■ Task to carry out: Write the count of lines that contain the word "الفضل" and nothing else.

— begin The records —

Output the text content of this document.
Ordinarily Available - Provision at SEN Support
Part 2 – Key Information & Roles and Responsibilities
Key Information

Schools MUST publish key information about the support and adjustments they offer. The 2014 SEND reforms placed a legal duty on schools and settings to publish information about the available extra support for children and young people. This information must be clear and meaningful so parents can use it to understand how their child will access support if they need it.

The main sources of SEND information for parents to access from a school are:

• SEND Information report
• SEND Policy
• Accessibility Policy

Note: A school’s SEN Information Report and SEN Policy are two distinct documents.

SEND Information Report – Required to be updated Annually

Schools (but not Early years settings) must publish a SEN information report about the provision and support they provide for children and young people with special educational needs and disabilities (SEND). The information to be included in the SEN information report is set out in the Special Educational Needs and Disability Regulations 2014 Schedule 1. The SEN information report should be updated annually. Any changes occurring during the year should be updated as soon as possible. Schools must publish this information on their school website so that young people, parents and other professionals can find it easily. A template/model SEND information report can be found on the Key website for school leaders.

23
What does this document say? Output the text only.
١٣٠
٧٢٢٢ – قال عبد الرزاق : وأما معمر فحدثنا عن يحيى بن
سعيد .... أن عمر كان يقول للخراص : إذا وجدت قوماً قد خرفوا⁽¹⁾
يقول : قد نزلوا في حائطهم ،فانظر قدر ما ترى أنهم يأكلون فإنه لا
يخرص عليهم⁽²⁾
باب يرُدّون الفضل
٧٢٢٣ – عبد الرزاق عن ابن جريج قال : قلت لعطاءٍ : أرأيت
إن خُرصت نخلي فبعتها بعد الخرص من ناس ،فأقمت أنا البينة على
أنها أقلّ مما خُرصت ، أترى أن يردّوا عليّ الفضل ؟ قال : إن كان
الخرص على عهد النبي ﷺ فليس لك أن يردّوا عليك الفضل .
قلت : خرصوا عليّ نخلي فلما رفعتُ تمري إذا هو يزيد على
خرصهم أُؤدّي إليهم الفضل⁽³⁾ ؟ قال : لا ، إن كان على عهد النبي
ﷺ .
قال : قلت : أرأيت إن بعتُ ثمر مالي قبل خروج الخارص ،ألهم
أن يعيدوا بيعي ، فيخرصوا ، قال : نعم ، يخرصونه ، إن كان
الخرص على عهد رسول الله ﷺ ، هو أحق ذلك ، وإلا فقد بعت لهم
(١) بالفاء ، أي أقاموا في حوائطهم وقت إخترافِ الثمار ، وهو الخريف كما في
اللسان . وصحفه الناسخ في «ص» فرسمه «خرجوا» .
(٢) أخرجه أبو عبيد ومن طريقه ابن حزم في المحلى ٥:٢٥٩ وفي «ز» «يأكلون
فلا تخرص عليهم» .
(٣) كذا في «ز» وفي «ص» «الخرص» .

— end The records —

■ Right answer: 4